WHAT TO DO: Write out each record below exactly as it appears, with no pictures.

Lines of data
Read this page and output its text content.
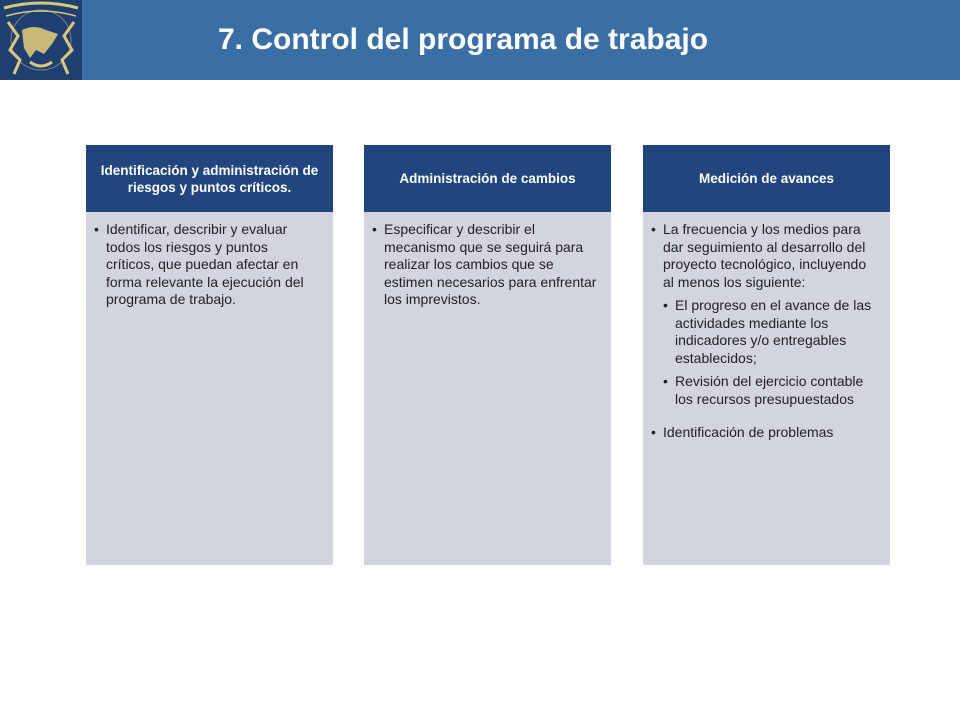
7. Control del programa de trabajo
Identificación y administración de riesgos y puntos críticos.
• Identificar, describir y evaluar todos los riesgos y puntos críticos, que puedan afectar en forma relevante la ejecución del programa de trabajo.
Administración de cambios
• Especificar y describir el mecanismo que se seguirá para realizar los cambios que se estimen necesarios para enfrentar los imprevistos.
Medición de avances
• La frecuencia y los medios para dar seguimiento al desarrollo del proyecto tecnológico, incluyendo al menos los siguiente:
• El progreso en el avance de las actividades mediante los indicadores y/o entregables establecidos;
• Revisión del ejercicio contable los recursos presupuestados
• Identificación de problemas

ANSWER:
Read this page and output its text content.
7. Control del programa de trabajo
Identificación y administración de riesgos y puntos críticos.
• Identificar, describir y evaluar todos los riesgos y puntos críticos, que puedan afectar en forma relevante la ejecución del programa de trabajo.
Administración de cambios
• Especificar y describir el mecanismo que se seguirá para realizar los cambios que se estimen necesarios para enfrentar los imprevistos.
Medición de avances
• La frecuencia y los medios para dar seguimiento al desarrollo del proyecto tecnológico, incluyendo al menos los siguiente:
• El progreso en el avance de las actividades mediante los indicadores y/o entregables establecidos;
• Revisión del ejercicio contable los recursos presupuestados
• Identificación de problemas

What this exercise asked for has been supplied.